Directions: Reproduce the lines of the material exactly, excluding every image.

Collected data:
========
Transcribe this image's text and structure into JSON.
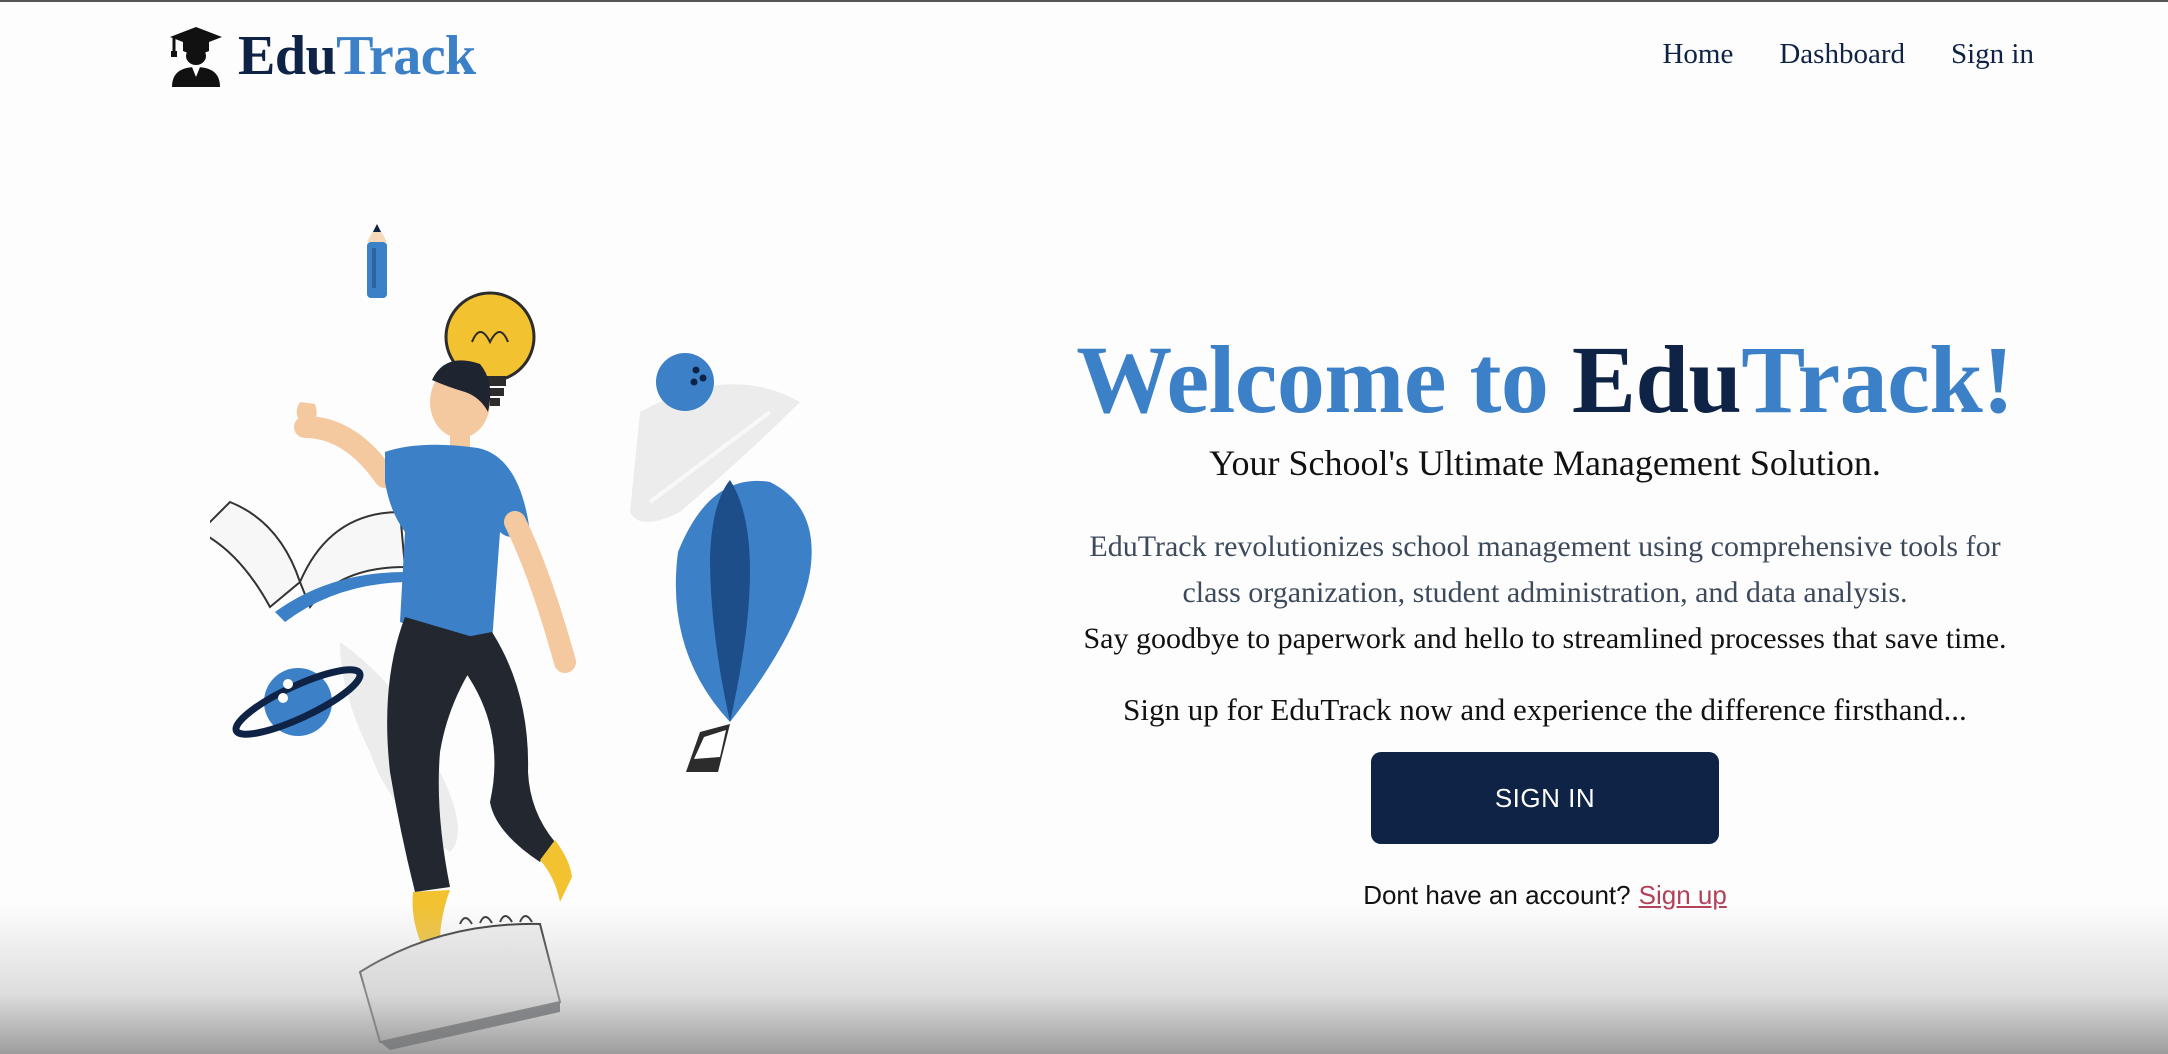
{
  "brand": {
    "name_part1": "Edu",
    "name_part2": "Track",
    "logo_icon": "graduate-cap-icon"
  },
  "nav": {
    "items": [
      {
        "label": "Home"
      },
      {
        "label": "Dashboard"
      },
      {
        "label": "Sign in"
      }
    ]
  },
  "hero": {
    "title_part1": "Welcome to ",
    "title_part2": "Edu",
    "title_part3": "Track!",
    "subtitle": "Your School's Ultimate Management Solution.",
    "desc_line1": "EduTrack revolutionizes school management using comprehensive tools for",
    "desc_line2": "class organization, student administration, and data analysis.",
    "desc_line3": "Say goodbye to paperwork and hello to streamlined processes that save time.",
    "cta_text": "Sign up for EduTrack now and experience the difference firsthand...",
    "signin_button": "SIGN IN",
    "account_prompt": "Dont have an account?",
    "signup_link": "Sign up"
  },
  "colors": {
    "navy": "#0e2345",
    "blue": "#3c80c8",
    "link": "#b2415a",
    "yellow": "#f2c230"
  }
}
========
In response:
Transcribe this image's text and structure into JSON.
{
  "brand": {
    "name_part1": "Edu",
    "name_part2": "Track",
    "logo_icon": "graduate-cap-icon"
  },
  "nav": {
    "items": [
      {
        "label": "Home"
      },
      {
        "label": "Dashboard"
      },
      {
        "label": "Sign in"
      }
    ]
  },
  "hero": {
    "title_part1": "Welcome to ",
    "title_part2": "Edu",
    "title_part3": "Track!",
    "subtitle": "Your School's Ultimate Management Solution.",
    "desc_line1": "EduTrack revolutionizes school management using comprehensive tools for",
    "desc_line2": "class organization, student administration, and data analysis.",
    "desc_line3": "Say goodbye to paperwork and hello to streamlined processes that save time.",
    "cta_text": "Sign up for EduTrack now and experience the difference firsthand...",
    "signin_button": "SIGN IN",
    "account_prompt": "Dont have an account?",
    "signup_link": "Sign up"
  },
  "colors": {
    "navy": "#0e2345",
    "blue": "#3c80c8",
    "link": "#b2415a",
    "yellow": "#f2c230"
  }
}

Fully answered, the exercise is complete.